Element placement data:

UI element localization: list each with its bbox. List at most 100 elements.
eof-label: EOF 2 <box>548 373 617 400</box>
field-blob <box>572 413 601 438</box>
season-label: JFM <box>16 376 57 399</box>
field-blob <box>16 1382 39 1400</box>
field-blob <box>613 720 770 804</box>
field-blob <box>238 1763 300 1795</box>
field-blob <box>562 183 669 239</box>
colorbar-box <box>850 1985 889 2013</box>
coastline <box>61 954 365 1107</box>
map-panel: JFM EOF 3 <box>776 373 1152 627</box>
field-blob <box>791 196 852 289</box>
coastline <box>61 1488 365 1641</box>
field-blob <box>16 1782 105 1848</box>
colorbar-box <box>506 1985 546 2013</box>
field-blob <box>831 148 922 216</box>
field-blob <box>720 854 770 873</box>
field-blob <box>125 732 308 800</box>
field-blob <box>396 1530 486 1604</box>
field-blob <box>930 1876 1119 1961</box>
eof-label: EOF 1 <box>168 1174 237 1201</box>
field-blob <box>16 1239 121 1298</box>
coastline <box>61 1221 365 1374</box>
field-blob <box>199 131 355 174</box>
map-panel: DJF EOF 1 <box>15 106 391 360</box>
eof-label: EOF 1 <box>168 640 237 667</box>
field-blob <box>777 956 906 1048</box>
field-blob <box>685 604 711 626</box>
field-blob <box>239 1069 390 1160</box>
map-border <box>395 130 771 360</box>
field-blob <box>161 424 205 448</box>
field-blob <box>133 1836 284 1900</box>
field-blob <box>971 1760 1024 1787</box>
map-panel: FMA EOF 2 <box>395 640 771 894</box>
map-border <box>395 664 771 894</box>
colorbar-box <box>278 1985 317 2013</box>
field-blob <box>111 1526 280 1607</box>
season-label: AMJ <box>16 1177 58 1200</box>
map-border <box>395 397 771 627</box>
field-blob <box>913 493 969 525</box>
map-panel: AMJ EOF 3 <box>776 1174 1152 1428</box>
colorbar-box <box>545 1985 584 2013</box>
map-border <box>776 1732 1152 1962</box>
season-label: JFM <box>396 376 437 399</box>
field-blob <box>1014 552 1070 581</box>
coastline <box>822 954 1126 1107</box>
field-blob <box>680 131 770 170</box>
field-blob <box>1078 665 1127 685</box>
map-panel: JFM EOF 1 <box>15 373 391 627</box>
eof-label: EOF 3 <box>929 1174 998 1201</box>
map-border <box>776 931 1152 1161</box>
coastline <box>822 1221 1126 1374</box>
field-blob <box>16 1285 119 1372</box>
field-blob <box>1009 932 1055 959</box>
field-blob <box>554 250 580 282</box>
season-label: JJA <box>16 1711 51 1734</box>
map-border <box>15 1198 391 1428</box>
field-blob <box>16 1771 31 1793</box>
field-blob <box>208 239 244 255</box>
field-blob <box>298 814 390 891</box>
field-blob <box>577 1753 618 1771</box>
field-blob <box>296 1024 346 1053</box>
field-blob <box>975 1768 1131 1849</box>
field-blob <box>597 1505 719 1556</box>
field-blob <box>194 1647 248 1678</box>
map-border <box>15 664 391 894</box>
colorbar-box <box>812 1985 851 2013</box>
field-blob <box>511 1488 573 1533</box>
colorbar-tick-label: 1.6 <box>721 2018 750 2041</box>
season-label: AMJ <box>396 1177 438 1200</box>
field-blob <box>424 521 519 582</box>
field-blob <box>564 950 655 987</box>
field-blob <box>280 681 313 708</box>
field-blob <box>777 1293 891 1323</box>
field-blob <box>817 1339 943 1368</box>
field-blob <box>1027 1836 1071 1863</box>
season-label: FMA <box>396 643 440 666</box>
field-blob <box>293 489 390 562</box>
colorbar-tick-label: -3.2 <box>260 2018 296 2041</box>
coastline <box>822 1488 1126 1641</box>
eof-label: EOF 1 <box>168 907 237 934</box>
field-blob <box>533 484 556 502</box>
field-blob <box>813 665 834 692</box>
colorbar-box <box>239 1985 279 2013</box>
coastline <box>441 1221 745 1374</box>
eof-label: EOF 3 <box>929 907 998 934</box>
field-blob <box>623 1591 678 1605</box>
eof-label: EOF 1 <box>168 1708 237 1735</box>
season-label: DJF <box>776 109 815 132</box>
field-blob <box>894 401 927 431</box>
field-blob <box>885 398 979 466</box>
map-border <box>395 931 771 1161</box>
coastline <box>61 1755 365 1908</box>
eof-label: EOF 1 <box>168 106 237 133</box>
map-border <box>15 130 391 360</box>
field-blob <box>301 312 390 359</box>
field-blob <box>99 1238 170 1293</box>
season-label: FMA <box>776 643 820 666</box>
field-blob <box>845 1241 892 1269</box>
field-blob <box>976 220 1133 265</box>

[What this task involves] Echo every line of the records above word for word.

[Result]
UI element localization: list each with its bbox. List at most 100 elements.
eof-label: EOF 2 <box>548 373 617 400</box>
field-blob <box>572 413 601 438</box>
season-label: JFM <box>16 376 57 399</box>
field-blob <box>16 1382 39 1400</box>
field-blob <box>613 720 770 804</box>
field-blob <box>238 1763 300 1795</box>
field-blob <box>562 183 669 239</box>
colorbar-box <box>850 1985 889 2013</box>
coastline <box>61 954 365 1107</box>
map-panel: JFM EOF 3 <box>776 373 1152 627</box>
field-blob <box>791 196 852 289</box>
coastline <box>61 1488 365 1641</box>
field-blob <box>16 1782 105 1848</box>
colorbar-box <box>506 1985 546 2013</box>
field-blob <box>831 148 922 216</box>
field-blob <box>720 854 770 873</box>
field-blob <box>125 732 308 800</box>
field-blob <box>396 1530 486 1604</box>
field-blob <box>930 1876 1119 1961</box>
eof-label: EOF 1 <box>168 1174 237 1201</box>
field-blob <box>16 1239 121 1298</box>
coastline <box>61 1221 365 1374</box>
field-blob <box>199 131 355 174</box>
map-panel: DJF EOF 1 <box>15 106 391 360</box>
eof-label: EOF 1 <box>168 640 237 667</box>
field-blob <box>777 956 906 1048</box>
field-blob <box>685 604 711 626</box>
field-blob <box>239 1069 390 1160</box>
map-border <box>395 130 771 360</box>
field-blob <box>161 424 205 448</box>
field-blob <box>133 1836 284 1900</box>
field-blob <box>971 1760 1024 1787</box>
map-panel: FMA EOF 2 <box>395 640 771 894</box>
map-border <box>395 664 771 894</box>
colorbar-box <box>278 1985 317 2013</box>
field-blob <box>111 1526 280 1607</box>
season-label: AMJ <box>16 1177 58 1200</box>
map-border <box>395 397 771 627</box>
field-blob <box>913 493 969 525</box>
map-panel: AMJ EOF 3 <box>776 1174 1152 1428</box>
colorbar-box <box>545 1985 584 2013</box>
map-border <box>776 1732 1152 1962</box>
season-label: JFM <box>396 376 437 399</box>
field-blob <box>1014 552 1070 581</box>
coastline <box>822 954 1126 1107</box>
field-blob <box>680 131 770 170</box>
field-blob <box>1078 665 1127 685</box>
map-panel: JFM EOF 1 <box>15 373 391 627</box>
eof-label: EOF 3 <box>929 1174 998 1201</box>
map-border <box>776 931 1152 1161</box>
coastline <box>822 1221 1126 1374</box>
field-blob <box>16 1285 119 1372</box>
field-blob <box>1009 932 1055 959</box>
field-blob <box>554 250 580 282</box>
season-label: JJA <box>16 1711 51 1734</box>
map-border <box>15 1198 391 1428</box>
field-blob <box>16 1771 31 1793</box>
field-blob <box>208 239 244 255</box>
field-blob <box>298 814 390 891</box>
field-blob <box>577 1753 618 1771</box>
field-blob <box>296 1024 346 1053</box>
field-blob <box>975 1768 1131 1849</box>
field-blob <box>597 1505 719 1556</box>
field-blob <box>194 1647 248 1678</box>
map-border <box>15 664 391 894</box>
colorbar-box <box>812 1985 851 2013</box>
field-blob <box>511 1488 573 1533</box>
colorbar-tick-label: 1.6 <box>721 2018 750 2041</box>
season-label: AMJ <box>396 1177 438 1200</box>
field-blob <box>424 521 519 582</box>
field-blob <box>564 950 655 987</box>
field-blob <box>280 681 313 708</box>
field-blob <box>777 1293 891 1323</box>
field-blob <box>817 1339 943 1368</box>
field-blob <box>1027 1836 1071 1863</box>
season-label: FMA <box>396 643 440 666</box>
field-blob <box>293 489 390 562</box>
colorbar-tick-label: -3.2 <box>260 2018 296 2041</box>
coastline <box>822 1488 1126 1641</box>
eof-label: EOF 1 <box>168 907 237 934</box>
field-blob <box>533 484 556 502</box>
field-blob <box>813 665 834 692</box>
colorbar-box <box>239 1985 279 2013</box>
coastline <box>441 1221 745 1374</box>
eof-label: EOF 3 <box>929 907 998 934</box>
field-blob <box>623 1591 678 1605</box>
eof-label: EOF 1 <box>168 1708 237 1735</box>
season-label: DJF <box>776 109 815 132</box>
field-blob <box>894 401 927 431</box>
field-blob <box>885 398 979 466</box>
map-border <box>395 931 771 1161</box>
coastline <box>61 1755 365 1908</box>
eof-label: EOF 1 <box>168 106 237 133</box>
map-border <box>15 130 391 360</box>
field-blob <box>301 312 390 359</box>
field-blob <box>99 1238 170 1293</box>
season-label: FMA <box>776 643 820 666</box>
field-blob <box>845 1241 892 1269</box>
field-blob <box>976 220 1133 265</box>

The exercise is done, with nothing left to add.